▶ [EXERCISE DIRECTIONS]: Copy out the entries exactly, from the first line to the last.

(Stored dataset items)

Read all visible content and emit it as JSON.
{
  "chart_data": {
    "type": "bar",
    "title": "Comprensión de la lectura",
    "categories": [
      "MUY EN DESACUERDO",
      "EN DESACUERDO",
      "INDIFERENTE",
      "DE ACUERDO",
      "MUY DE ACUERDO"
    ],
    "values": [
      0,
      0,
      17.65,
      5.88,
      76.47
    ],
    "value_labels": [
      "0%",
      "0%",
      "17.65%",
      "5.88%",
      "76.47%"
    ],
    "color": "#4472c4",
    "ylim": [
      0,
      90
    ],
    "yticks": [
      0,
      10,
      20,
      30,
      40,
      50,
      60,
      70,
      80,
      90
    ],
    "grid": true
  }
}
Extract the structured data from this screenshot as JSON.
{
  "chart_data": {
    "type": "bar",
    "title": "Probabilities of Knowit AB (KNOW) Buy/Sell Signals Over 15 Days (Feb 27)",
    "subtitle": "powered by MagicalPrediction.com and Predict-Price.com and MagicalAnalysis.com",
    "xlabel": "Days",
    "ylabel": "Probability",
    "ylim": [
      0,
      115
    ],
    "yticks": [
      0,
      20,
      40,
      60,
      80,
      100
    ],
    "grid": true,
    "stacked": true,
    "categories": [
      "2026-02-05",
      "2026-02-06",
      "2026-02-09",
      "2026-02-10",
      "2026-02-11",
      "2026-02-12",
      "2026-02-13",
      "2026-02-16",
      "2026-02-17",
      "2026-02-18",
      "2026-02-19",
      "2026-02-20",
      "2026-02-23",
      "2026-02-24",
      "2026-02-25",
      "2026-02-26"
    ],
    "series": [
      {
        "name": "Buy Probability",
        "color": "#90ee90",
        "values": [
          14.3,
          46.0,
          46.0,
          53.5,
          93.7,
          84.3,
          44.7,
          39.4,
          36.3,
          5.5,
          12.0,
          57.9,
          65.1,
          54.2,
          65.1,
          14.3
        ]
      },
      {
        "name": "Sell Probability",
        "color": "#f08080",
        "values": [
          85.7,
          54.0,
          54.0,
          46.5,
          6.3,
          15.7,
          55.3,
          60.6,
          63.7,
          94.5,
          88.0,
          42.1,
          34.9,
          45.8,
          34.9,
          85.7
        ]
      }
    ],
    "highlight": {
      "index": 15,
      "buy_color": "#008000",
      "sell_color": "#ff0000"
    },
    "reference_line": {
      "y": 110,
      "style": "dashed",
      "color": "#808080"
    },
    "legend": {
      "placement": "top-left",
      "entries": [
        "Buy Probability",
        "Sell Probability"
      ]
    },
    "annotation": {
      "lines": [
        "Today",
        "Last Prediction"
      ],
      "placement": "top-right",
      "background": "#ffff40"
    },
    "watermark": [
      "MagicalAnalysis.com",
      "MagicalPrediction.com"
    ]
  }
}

▶ [OUTPUT OF THE EXERCISE]:
Read all visible content and emit it as JSON.
{
  "chart_data": {
    "type": "bar",
    "title": "Comprensión de la lectura",
    "categories": [
      "MUY EN DESACUERDO",
      "EN DESACUERDO",
      "INDIFERENTE",
      "DE ACUERDO",
      "MUY DE ACUERDO"
    ],
    "values": [
      0,
      0,
      17.65,
      5.88,
      76.47
    ],
    "value_labels": [
      "0%",
      "0%",
      "17.65%",
      "5.88%",
      "76.47%"
    ],
    "color": "#4472c4",
    "ylim": [
      0,
      90
    ],
    "yticks": [
      0,
      10,
      20,
      30,
      40,
      50,
      60,
      70,
      80,
      90
    ],
    "grid": true
  }
}
Extract the structured data from this screenshot as JSON.
{
  "chart_data": {
    "type": "bar",
    "title": "Probabilities of Knowit AB (KNOW) Buy/Sell Signals Over 15 Days (Feb 27)",
    "subtitle": "powered by MagicalPrediction.com and Predict-Price.com and MagicalAnalysis.com",
    "xlabel": "Days",
    "ylabel": "Probability",
    "ylim": [
      0,
      115
    ],
    "yticks": [
      0,
      20,
      40,
      60,
      80,
      100
    ],
    "grid": true,
    "stacked": true,
    "categories": [
      "2026-02-05",
      "2026-02-06",
      "2026-02-09",
      "2026-02-10",
      "2026-02-11",
      "2026-02-12",
      "2026-02-13",
      "2026-02-16",
      "2026-02-17",
      "2026-02-18",
      "2026-02-19",
      "2026-02-20",
      "2026-02-23",
      "2026-02-24",
      "2026-02-25",
      "2026-02-26"
    ],
    "series": [
      {
        "name": "Buy Probability",
        "color": "#90ee90",
        "values": [
          14.3,
          46.0,
          46.0,
          53.5,
          93.7,
          84.3,
          44.7,
          39.4,
          36.3,
          5.5,
          12.0,
          57.9,
          65.1,
          54.2,
          65.1,
          14.3
        ]
      },
      {
        "name": "Sell Probability",
        "color": "#f08080",
        "values": [
          85.7,
          54.0,
          54.0,
          46.5,
          6.3,
          15.7,
          55.3,
          60.6,
          63.7,
          94.5,
          88.0,
          42.1,
          34.9,
          45.8,
          34.9,
          85.7
        ]
      }
    ],
    "highlight": {
      "index": 15,
      "buy_color": "#008000",
      "sell_color": "#ff0000"
    },
    "reference_line": {
      "y": 110,
      "style": "dashed",
      "color": "#808080"
    },
    "legend": {
      "placement": "top-left",
      "entries": [
        "Buy Probability",
        "Sell Probability"
      ]
    },
    "annotation": {
      "lines": [
        "Today",
        "Last Prediction"
      ],
      "placement": "top-right",
      "background": "#ffff40"
    },
    "watermark": [
      "MagicalAnalysis.com",
      "MagicalPrediction.com"
    ]
  }
}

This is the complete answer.